#### [Task instructions]
Skip the pictures. Repeat everything else in the records word for word.

#### [Extracted information]

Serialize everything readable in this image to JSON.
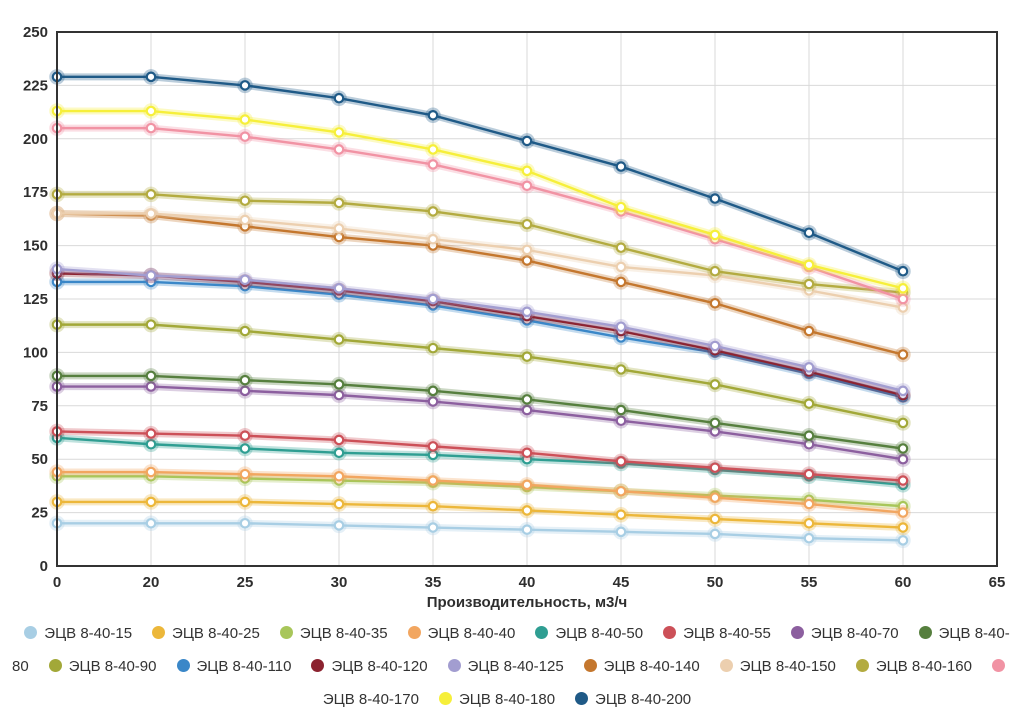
{
  "chart_data": {
    "type": "line",
    "title": "",
    "xlabel": "Производительность, м3/ч",
    "ylabel": "",
    "ylim": [
      0,
      250
    ],
    "yticks": [
      0,
      25,
      50,
      75,
      100,
      125,
      150,
      175,
      200,
      225,
      250
    ],
    "xticks": [
      "0",
      "20",
      "25",
      "30",
      "35",
      "40",
      "45",
      "50",
      "55",
      "60",
      "65"
    ],
    "categories": [
      "0",
      "20",
      "25",
      "30",
      "35",
      "40",
      "45",
      "50",
      "55",
      "60"
    ],
    "grid": true,
    "legend_position": "bottom",
    "marker_style": "open-circle",
    "grid_color": "#d9d9d9",
    "border_color": "#333333",
    "tick_color": "#2e2e2e",
    "series": [
      {
        "name": "ЭЦВ 8-40-15",
        "color": "#a8cee4",
        "values": [
          20,
          20,
          20,
          19,
          18,
          17,
          16,
          15,
          13,
          12
        ]
      },
      {
        "name": "ЭЦВ 8-40-25",
        "color": "#ecb73a",
        "values": [
          30,
          30,
          30,
          29,
          28,
          26,
          24,
          22,
          20,
          18
        ]
      },
      {
        "name": "ЭЦВ 8-40-35",
        "color": "#a8c65a",
        "values": [
          42,
          42,
          41,
          40,
          39,
          37,
          35,
          33,
          31,
          28
        ]
      },
      {
        "name": "ЭЦВ 8-40-40",
        "color": "#f2a660",
        "values": [
          44,
          44,
          43,
          42,
          40,
          38,
          35,
          32,
          29,
          25
        ]
      },
      {
        "name": "ЭЦВ 8-40-50",
        "color": "#2f9e92",
        "values": [
          60,
          57,
          55,
          53,
          52,
          50,
          48,
          45,
          42,
          38
        ]
      },
      {
        "name": "ЭЦВ 8-40-55",
        "color": "#cc5058",
        "values": [
          63,
          62,
          61,
          59,
          56,
          53,
          49,
          46,
          43,
          40
        ]
      },
      {
        "name": "ЭЦВ 8-40-70",
        "color": "#8c5f9f",
        "values": [
          84,
          84,
          82,
          80,
          77,
          73,
          68,
          63,
          57,
          50
        ]
      },
      {
        "name": "ЭЦВ 8-40-80",
        "color": "#567f3e",
        "values": [
          89,
          89,
          87,
          85,
          82,
          78,
          73,
          67,
          61,
          55
        ]
      },
      {
        "name": "ЭЦВ 8-40-90",
        "color": "#a2a838",
        "values": [
          113,
          113,
          110,
          106,
          102,
          98,
          92,
          85,
          76,
          67
        ]
      },
      {
        "name": "ЭЦВ 8-40-110",
        "color": "#3a87c8",
        "values": [
          133,
          133,
          131,
          127,
          122,
          115,
          107,
          100,
          90,
          79
        ]
      },
      {
        "name": "ЭЦВ 8-40-120",
        "color": "#8c2330",
        "values": [
          137,
          136,
          133,
          129,
          124,
          117,
          110,
          101,
          91,
          80
        ]
      },
      {
        "name": "ЭЦВ 8-40-125",
        "color": "#a29dd0",
        "values": [
          139,
          136,
          134,
          130,
          125,
          119,
          112,
          103,
          93,
          82
        ]
      },
      {
        "name": "ЭЦВ 8-40-140",
        "color": "#c4772e",
        "values": [
          165,
          164,
          159,
          154,
          150,
          143,
          133,
          123,
          110,
          99
        ]
      },
      {
        "name": "ЭЦВ 8-40-150",
        "color": "#eccfaf",
        "values": [
          165,
          165,
          162,
          158,
          153,
          148,
          140,
          136,
          129,
          121
        ]
      },
      {
        "name": "ЭЦВ 8-40-160",
        "color": "#b3ab40",
        "values": [
          174,
          174,
          171,
          170,
          166,
          160,
          149,
          138,
          132,
          128
        ]
      },
      {
        "name": "ЭЦВ 8-40-170",
        "color": "#f193a4",
        "values": [
          205,
          205,
          201,
          195,
          188,
          178,
          166,
          153,
          140,
          125
        ]
      },
      {
        "name": "ЭЦВ 8-40-180",
        "color": "#f6ef3a",
        "values": [
          213,
          213,
          209,
          203,
          195,
          185,
          168,
          155,
          141,
          130
        ]
      },
      {
        "name": "ЭЦВ 8-40-200",
        "color": "#1f5a87",
        "values": [
          229,
          229,
          225,
          219,
          211,
          199,
          187,
          172,
          156,
          138
        ]
      }
    ]
  }
}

#### [Exercise result]
Serialize everything readable in this image to JSON.
{
  "chart_data": {
    "type": "line",
    "title": "",
    "xlabel": "Производительность, м3/ч",
    "ylabel": "",
    "ylim": [
      0,
      250
    ],
    "yticks": [
      0,
      25,
      50,
      75,
      100,
      125,
      150,
      175,
      200,
      225,
      250
    ],
    "xticks": [
      "0",
      "20",
      "25",
      "30",
      "35",
      "40",
      "45",
      "50",
      "55",
      "60",
      "65"
    ],
    "categories": [
      "0",
      "20",
      "25",
      "30",
      "35",
      "40",
      "45",
      "50",
      "55",
      "60"
    ],
    "grid": true,
    "legend_position": "bottom",
    "marker_style": "open-circle",
    "grid_color": "#d9d9d9",
    "border_color": "#333333",
    "tick_color": "#2e2e2e",
    "series": [
      {
        "name": "ЭЦВ 8-40-15",
        "color": "#a8cee4",
        "values": [
          20,
          20,
          20,
          19,
          18,
          17,
          16,
          15,
          13,
          12
        ]
      },
      {
        "name": "ЭЦВ 8-40-25",
        "color": "#ecb73a",
        "values": [
          30,
          30,
          30,
          29,
          28,
          26,
          24,
          22,
          20,
          18
        ]
      },
      {
        "name": "ЭЦВ 8-40-35",
        "color": "#a8c65a",
        "values": [
          42,
          42,
          41,
          40,
          39,
          37,
          35,
          33,
          31,
          28
        ]
      },
      {
        "name": "ЭЦВ 8-40-40",
        "color": "#f2a660",
        "values": [
          44,
          44,
          43,
          42,
          40,
          38,
          35,
          32,
          29,
          25
        ]
      },
      {
        "name": "ЭЦВ 8-40-50",
        "color": "#2f9e92",
        "values": [
          60,
          57,
          55,
          53,
          52,
          50,
          48,
          45,
          42,
          38
        ]
      },
      {
        "name": "ЭЦВ 8-40-55",
        "color": "#cc5058",
        "values": [
          63,
          62,
          61,
          59,
          56,
          53,
          49,
          46,
          43,
          40
        ]
      },
      {
        "name": "ЭЦВ 8-40-70",
        "color": "#8c5f9f",
        "values": [
          84,
          84,
          82,
          80,
          77,
          73,
          68,
          63,
          57,
          50
        ]
      },
      {
        "name": "ЭЦВ 8-40-80",
        "color": "#567f3e",
        "values": [
          89,
          89,
          87,
          85,
          82,
          78,
          73,
          67,
          61,
          55
        ]
      },
      {
        "name": "ЭЦВ 8-40-90",
        "color": "#a2a838",
        "values": [
          113,
          113,
          110,
          106,
          102,
          98,
          92,
          85,
          76,
          67
        ]
      },
      {
        "name": "ЭЦВ 8-40-110",
        "color": "#3a87c8",
        "values": [
          133,
          133,
          131,
          127,
          122,
          115,
          107,
          100,
          90,
          79
        ]
      },
      {
        "name": "ЭЦВ 8-40-120",
        "color": "#8c2330",
        "values": [
          137,
          136,
          133,
          129,
          124,
          117,
          110,
          101,
          91,
          80
        ]
      },
      {
        "name": "ЭЦВ 8-40-125",
        "color": "#a29dd0",
        "values": [
          139,
          136,
          134,
          130,
          125,
          119,
          112,
          103,
          93,
          82
        ]
      },
      {
        "name": "ЭЦВ 8-40-140",
        "color": "#c4772e",
        "values": [
          165,
          164,
          159,
          154,
          150,
          143,
          133,
          123,
          110,
          99
        ]
      },
      {
        "name": "ЭЦВ 8-40-150",
        "color": "#eccfaf",
        "values": [
          165,
          165,
          162,
          158,
          153,
          148,
          140,
          136,
          129,
          121
        ]
      },
      {
        "name": "ЭЦВ 8-40-160",
        "color": "#b3ab40",
        "values": [
          174,
          174,
          171,
          170,
          166,
          160,
          149,
          138,
          132,
          128
        ]
      },
      {
        "name": "ЭЦВ 8-40-170",
        "color": "#f193a4",
        "values": [
          205,
          205,
          201,
          195,
          188,
          178,
          166,
          153,
          140,
          125
        ]
      },
      {
        "name": "ЭЦВ 8-40-180",
        "color": "#f6ef3a",
        "values": [
          213,
          213,
          209,
          203,
          195,
          185,
          168,
          155,
          141,
          130
        ]
      },
      {
        "name": "ЭЦВ 8-40-200",
        "color": "#1f5a87",
        "values": [
          229,
          229,
          225,
          219,
          211,
          199,
          187,
          172,
          156,
          138
        ]
      }
    ]
  }
}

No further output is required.